» **Stated exercise**
Gather every line in the records below that contains the word "durch".

[Records from a data source]
+--
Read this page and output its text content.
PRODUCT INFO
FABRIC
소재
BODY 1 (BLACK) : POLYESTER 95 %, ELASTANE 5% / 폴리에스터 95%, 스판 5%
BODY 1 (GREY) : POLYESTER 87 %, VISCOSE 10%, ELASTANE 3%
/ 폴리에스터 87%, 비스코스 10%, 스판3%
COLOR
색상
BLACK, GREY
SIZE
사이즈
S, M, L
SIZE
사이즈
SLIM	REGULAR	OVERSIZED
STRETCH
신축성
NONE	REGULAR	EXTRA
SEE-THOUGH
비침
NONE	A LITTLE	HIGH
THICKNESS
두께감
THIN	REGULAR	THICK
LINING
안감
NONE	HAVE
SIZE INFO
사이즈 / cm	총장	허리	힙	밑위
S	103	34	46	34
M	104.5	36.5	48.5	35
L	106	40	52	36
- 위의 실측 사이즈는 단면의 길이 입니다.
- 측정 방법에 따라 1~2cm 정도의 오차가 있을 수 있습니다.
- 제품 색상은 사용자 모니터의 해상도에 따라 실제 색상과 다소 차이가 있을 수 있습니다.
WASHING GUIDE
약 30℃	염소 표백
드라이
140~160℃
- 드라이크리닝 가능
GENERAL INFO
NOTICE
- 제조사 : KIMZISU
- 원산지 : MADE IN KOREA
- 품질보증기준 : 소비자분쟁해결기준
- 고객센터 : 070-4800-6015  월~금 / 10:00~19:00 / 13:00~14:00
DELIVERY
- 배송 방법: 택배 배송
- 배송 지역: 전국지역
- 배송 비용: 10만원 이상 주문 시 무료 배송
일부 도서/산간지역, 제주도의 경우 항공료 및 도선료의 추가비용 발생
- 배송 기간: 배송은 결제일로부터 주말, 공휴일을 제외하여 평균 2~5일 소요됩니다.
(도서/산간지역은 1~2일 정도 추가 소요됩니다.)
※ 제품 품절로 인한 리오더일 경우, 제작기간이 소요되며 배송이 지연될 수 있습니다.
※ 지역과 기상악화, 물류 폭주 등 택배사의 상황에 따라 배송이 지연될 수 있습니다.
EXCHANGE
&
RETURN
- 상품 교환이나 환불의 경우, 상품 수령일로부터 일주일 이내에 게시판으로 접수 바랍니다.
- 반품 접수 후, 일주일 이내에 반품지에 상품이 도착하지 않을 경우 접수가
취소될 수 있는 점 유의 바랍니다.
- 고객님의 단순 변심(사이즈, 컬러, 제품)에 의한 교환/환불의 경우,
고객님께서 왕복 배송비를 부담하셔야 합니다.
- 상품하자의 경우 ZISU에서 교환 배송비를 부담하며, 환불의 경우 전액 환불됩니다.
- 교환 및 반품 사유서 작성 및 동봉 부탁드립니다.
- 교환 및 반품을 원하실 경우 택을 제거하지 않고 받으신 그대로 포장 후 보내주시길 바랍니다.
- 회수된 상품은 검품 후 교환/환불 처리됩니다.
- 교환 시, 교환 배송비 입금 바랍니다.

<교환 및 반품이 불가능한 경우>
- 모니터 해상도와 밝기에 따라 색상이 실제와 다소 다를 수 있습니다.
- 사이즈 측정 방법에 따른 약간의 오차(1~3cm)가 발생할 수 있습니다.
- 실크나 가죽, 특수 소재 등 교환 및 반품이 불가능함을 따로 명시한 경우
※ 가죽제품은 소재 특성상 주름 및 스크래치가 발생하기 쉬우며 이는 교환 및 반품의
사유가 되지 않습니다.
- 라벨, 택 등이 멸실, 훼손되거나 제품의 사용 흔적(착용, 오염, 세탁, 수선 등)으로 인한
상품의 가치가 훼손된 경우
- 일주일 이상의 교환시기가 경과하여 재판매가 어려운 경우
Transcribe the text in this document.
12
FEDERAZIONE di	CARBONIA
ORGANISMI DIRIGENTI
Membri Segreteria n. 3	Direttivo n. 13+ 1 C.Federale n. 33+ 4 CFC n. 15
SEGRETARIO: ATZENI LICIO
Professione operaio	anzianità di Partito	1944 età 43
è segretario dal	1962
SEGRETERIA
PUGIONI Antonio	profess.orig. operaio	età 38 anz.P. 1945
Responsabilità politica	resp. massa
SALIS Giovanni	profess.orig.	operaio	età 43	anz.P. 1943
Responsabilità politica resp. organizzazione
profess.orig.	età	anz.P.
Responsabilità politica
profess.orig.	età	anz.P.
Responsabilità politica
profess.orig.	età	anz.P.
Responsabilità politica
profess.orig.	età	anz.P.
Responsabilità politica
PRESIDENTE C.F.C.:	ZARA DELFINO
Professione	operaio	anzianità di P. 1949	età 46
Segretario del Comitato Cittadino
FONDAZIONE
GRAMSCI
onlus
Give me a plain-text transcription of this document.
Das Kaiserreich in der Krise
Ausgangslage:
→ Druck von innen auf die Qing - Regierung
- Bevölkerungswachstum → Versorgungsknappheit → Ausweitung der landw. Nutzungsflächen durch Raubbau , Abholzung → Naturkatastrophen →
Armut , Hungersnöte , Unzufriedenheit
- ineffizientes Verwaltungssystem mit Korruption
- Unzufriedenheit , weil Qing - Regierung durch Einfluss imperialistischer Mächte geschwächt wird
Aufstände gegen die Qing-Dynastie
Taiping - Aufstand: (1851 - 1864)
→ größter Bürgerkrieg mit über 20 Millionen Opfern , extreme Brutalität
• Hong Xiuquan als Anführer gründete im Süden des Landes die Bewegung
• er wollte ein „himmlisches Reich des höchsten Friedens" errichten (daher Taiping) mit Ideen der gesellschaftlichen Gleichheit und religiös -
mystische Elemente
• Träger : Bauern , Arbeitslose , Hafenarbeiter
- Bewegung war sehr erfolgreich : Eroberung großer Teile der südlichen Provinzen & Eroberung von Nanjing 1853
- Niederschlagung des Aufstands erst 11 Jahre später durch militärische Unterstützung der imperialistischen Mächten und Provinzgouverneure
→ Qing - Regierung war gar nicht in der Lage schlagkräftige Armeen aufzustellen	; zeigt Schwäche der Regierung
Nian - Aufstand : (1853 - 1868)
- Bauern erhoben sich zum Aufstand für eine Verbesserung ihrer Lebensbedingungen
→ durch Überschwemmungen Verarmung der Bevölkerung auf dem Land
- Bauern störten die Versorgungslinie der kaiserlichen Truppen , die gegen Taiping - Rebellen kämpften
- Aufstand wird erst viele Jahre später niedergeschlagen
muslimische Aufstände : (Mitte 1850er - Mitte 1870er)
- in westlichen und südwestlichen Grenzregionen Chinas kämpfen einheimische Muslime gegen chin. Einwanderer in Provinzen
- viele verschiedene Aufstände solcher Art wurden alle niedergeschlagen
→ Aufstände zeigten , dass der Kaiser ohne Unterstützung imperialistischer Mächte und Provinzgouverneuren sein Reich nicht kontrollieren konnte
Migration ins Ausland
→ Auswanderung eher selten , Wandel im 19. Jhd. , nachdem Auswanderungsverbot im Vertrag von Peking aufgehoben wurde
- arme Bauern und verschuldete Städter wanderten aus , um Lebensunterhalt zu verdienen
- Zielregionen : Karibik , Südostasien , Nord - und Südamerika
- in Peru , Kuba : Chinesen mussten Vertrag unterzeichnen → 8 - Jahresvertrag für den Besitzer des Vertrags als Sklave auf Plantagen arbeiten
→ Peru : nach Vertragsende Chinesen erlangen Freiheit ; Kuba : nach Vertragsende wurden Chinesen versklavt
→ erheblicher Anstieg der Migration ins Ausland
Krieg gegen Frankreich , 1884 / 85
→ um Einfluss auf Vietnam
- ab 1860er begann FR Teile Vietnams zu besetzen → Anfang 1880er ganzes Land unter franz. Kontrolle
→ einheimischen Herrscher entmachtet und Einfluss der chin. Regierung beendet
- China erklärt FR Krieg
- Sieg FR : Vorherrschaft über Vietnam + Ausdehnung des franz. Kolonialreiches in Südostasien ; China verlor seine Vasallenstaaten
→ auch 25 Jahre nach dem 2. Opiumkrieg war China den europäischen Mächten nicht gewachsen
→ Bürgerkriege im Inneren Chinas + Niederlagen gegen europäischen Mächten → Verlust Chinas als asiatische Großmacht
+--
» **Result for this exercise**
- Bevölkerungswachstum → Versorgungsknappheit → Ausweitung der landw. Nutzungsflächen durch Raubbau , Abholzung → Naturkatastrophen →
- Unzufriedenheit , weil Qing - Regierung durch Einfluss imperialistischer Mächte geschwächt wird
- Niederschlagung des Aufstands erst 11 Jahre später durch militärische Unterstützung der imperialistischen Mächten und Provinzgouverneure
→ durch Überschwemmungen Verarmung der Bevölkerung auf dem Land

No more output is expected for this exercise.